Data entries
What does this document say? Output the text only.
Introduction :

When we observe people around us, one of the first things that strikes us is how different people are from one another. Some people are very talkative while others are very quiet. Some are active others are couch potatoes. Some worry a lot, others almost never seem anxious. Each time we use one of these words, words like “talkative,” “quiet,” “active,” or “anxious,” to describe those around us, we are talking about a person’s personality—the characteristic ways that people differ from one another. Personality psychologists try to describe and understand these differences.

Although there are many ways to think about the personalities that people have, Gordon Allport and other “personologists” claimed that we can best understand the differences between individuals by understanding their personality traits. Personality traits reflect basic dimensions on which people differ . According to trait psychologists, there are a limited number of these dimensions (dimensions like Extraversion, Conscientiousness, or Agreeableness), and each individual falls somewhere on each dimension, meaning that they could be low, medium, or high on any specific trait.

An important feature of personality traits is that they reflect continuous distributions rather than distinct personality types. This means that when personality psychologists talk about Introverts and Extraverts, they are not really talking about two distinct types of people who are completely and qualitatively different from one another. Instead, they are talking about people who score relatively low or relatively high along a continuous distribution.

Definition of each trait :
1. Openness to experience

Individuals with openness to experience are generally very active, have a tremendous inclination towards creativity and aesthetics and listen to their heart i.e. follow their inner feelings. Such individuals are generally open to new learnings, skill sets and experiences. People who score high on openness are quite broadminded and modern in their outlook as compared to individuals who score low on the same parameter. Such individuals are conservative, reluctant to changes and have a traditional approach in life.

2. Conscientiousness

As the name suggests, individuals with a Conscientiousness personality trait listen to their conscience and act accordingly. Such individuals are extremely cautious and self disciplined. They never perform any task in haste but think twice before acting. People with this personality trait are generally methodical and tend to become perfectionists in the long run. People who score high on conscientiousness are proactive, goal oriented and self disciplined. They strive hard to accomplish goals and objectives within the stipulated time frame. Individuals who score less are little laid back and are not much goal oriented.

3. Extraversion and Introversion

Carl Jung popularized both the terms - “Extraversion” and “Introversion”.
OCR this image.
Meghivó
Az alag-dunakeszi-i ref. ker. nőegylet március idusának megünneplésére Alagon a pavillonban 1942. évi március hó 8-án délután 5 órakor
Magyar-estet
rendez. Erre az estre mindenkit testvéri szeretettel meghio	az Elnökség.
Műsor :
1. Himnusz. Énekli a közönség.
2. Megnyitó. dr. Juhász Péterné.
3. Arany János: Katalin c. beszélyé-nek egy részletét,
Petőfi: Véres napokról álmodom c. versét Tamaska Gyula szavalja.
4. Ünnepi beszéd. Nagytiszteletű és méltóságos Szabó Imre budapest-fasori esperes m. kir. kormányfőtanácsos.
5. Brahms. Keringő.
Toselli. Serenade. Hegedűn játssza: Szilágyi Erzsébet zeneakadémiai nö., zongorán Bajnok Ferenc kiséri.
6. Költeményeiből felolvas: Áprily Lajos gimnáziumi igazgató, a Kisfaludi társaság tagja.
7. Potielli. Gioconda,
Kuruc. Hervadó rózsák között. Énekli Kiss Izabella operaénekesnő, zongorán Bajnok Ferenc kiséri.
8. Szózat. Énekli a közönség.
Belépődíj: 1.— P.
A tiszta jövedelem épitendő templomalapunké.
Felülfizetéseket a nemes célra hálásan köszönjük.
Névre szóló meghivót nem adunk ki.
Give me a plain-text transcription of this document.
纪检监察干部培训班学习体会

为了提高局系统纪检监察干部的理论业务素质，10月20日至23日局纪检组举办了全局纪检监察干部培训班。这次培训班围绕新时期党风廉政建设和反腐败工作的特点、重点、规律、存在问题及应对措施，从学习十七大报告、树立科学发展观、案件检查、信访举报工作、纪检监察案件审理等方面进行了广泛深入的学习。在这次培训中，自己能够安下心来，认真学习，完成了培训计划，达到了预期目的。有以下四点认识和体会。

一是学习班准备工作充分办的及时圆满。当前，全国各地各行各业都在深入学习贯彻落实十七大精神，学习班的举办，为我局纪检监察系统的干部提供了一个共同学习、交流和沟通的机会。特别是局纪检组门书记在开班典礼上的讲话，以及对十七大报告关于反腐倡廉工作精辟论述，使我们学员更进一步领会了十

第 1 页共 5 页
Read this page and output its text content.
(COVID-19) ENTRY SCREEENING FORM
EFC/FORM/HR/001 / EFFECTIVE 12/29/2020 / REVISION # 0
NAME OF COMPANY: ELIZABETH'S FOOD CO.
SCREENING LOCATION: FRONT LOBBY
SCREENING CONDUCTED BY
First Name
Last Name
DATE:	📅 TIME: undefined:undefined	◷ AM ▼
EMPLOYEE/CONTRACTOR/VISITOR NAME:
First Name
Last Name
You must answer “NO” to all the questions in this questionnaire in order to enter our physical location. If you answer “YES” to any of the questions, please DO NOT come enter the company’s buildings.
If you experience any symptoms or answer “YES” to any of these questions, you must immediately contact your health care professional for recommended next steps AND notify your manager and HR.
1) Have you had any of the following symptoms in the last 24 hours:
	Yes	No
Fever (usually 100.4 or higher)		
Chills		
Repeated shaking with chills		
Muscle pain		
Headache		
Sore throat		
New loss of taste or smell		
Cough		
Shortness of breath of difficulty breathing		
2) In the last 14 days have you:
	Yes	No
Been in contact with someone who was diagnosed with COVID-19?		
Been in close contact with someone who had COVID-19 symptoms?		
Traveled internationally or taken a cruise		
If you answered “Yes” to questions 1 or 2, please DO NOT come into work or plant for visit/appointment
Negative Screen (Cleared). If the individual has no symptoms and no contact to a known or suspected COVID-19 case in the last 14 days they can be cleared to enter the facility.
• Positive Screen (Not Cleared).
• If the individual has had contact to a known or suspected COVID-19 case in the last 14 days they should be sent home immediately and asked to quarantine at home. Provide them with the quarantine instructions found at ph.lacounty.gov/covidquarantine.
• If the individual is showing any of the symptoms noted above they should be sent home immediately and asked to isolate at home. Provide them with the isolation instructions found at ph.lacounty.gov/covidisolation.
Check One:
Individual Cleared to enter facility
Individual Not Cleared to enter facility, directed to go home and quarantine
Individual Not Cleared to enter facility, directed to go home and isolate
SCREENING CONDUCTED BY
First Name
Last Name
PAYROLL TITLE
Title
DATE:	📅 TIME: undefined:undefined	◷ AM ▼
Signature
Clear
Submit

• [Exercise] Give back the whole listing exactly as it reads.

• [Output of the exercise]
What does this document say? Output the text only.
Introduction :

When we observe people around us, one of the first things that strikes us is how different people are from one another. Some people are very talkative while others are very quiet. Some are active others are couch potatoes. Some worry a lot, others almost never seem anxious. Each time we use one of these words, words like “talkative,” “quiet,” “active,” or “anxious,” to describe those around us, we are talking about a person’s personality—the characteristic ways that people differ from one another. Personality psychologists try to describe and understand these differences.

Although there are many ways to think about the personalities that people have, Gordon Allport and other “personologists” claimed that we can best understand the differences between individuals by understanding their personality traits. Personality traits reflect basic dimensions on which people differ . According to trait psychologists, there are a limited number of these dimensions (dimensions like Extraversion, Conscientiousness, or Agreeableness), and each individual falls somewhere on each dimension, meaning that they could be low, medium, or high on any specific trait.

An important feature of personality traits is that they reflect continuous distributions rather than distinct personality types. This means that when personality psychologists talk about Introverts and Extraverts, they are not really talking about two distinct types of people who are completely and qualitatively different from one another. Instead, they are talking about people who score relatively low or relatively high along a continuous distribution.

Definition of each trait :
1. Openness to experience

Individuals with openness to experience are generally very active, have a tremendous inclination towards creativity and aesthetics and listen to their heart i.e. follow their inner feelings. Such individuals are generally open to new learnings, skill sets and experiences. People who score high on openness are quite broadminded and modern in their outlook as compared to individuals who score low on the same parameter. Such individuals are conservative, reluctant to changes and have a traditional approach in life.

2. Conscientiousness

As the name suggests, individuals with a Conscientiousness personality trait listen to their conscience and act accordingly. Such individuals are extremely cautious and self disciplined. They never perform any task in haste but think twice before acting. People with this personality trait are generally methodical and tend to become perfectionists in the long run. People who score high on conscientiousness are proactive, goal oriented and self disciplined. They strive hard to accomplish goals and objectives within the stipulated time frame. Individuals who score less are little laid back and are not much goal oriented.

3. Extraversion and Introversion

Carl Jung popularized both the terms - “Extraversion” and “Introversion”.
OCR this image.
Meghivó
Az alag-dunakeszi-i ref. ker. nőegylet március idusának megünneplésére Alagon a pavillonban 1942. évi március hó 8-án délután 5 órakor
Magyar-estet
rendez. Erre az estre mindenkit testvéri szeretettel meghio	az Elnökség.
Műsor :
1. Himnusz. Énekli a közönség.
2. Megnyitó. dr. Juhász Péterné.
3. Arany János: Katalin c. beszélyé-nek egy részletét,
Petőfi: Véres napokról álmodom c. versét Tamaska Gyula szavalja.
4. Ünnepi beszéd. Nagytiszteletű és méltóságos Szabó Imre budapest-fasori esperes m. kir. kormányfőtanácsos.
5. Brahms. Keringő.
Toselli. Serenade. Hegedűn játssza: Szilágyi Erzsébet zeneakadémiai nö., zongorán Bajnok Ferenc kiséri.
6. Költeményeiből felolvas: Áprily Lajos gimnáziumi igazgató, a Kisfaludi társaság tagja.
7. Potielli. Gioconda,
Kuruc. Hervadó rózsák között. Énekli Kiss Izabella operaénekesnő, zongorán Bajnok Ferenc kiséri.
8. Szózat. Énekli a közönség.
Belépődíj: 1.— P.
A tiszta jövedelem épitendő templomalapunké.
Felülfizetéseket a nemes célra hálásan köszönjük.
Névre szóló meghivót nem adunk ki.
Give me a plain-text transcription of this document.
纪检监察干部培训班学习体会

为了提高局系统纪检监察干部的理论业务素质，10月20日至23日局纪检组举办了全局纪检监察干部培训班。这次培训班围绕新时期党风廉政建设和反腐败工作的特点、重点、规律、存在问题及应对措施，从学习十七大报告、树立科学发展观、案件检查、信访举报工作、纪检监察案件审理等方面进行了广泛深入的学习。在这次培训中，自己能够安下心来，认真学习，完成了培训计划，达到了预期目的。有以下四点认识和体会。

一是学习班准备工作充分办的及时圆满。当前，全国各地各行各业都在深入学习贯彻落实十七大精神，学习班的举办，为我局纪检监察系统的干部提供了一个共同学习、交流和沟通的机会。特别是局纪检组门书记在开班典礼上的讲话，以及对十七大报告关于反腐倡廉工作精辟论述，使我们学员更进一步领会了十

第 1 页共 5 页
Read this page and output its text content.
(COVID-19) ENTRY SCREEENING FORM
EFC/FORM/HR/001 / EFFECTIVE 12/29/2020 / REVISION # 0
NAME OF COMPANY: ELIZABETH'S FOOD CO.
SCREENING LOCATION: FRONT LOBBY
SCREENING CONDUCTED BY
First Name
Last Name
DATE:	📅 TIME: undefined:undefined	◷ AM ▼
EMPLOYEE/CONTRACTOR/VISITOR NAME:
First Name
Last Name
You must answer “NO” to all the questions in this questionnaire in order to enter our physical location. If you answer “YES” to any of the questions, please DO NOT come enter the company’s buildings.
If you experience any symptoms or answer “YES” to any of these questions, you must immediately contact your health care professional for recommended next steps AND notify your manager and HR.
1) Have you had any of the following symptoms in the last 24 hours:
	Yes	No
Fever (usually 100.4 or higher)		
Chills		
Repeated shaking with chills		
Muscle pain		
Headache		
Sore throat		
New loss of taste or smell		
Cough		
Shortness of breath of difficulty breathing		
2) In the last 14 days have you:
	Yes	No
Been in contact with someone who was diagnosed with COVID-19?		
Been in close contact with someone who had COVID-19 symptoms?		
Traveled internationally or taken a cruise		
If you answered “Yes” to questions 1 or 2, please DO NOT come into work or plant for visit/appointment
Negative Screen (Cleared). If the individual has no symptoms and no contact to a known or suspected COVID-19 case in the last 14 days they can be cleared to enter the facility.
• Positive Screen (Not Cleared).
• If the individual has had contact to a known or suspected COVID-19 case in the last 14 days they should be sent home immediately and asked to quarantine at home. Provide them with the quarantine instructions found at ph.lacounty.gov/covidquarantine.
• If the individual is showing any of the symptoms noted above they should be sent home immediately and asked to isolate at home. Provide them with the isolation instructions found at ph.lacounty.gov/covidisolation.
Check One:
Individual Cleared to enter facility
Individual Not Cleared to enter facility, directed to go home and quarantine
Individual Not Cleared to enter facility, directed to go home and isolate
SCREENING CONDUCTED BY
First Name
Last Name
PAYROLL TITLE
Title
DATE:	📅 TIME: undefined:undefined	◷ AM ▼
Signature
Clear
Submit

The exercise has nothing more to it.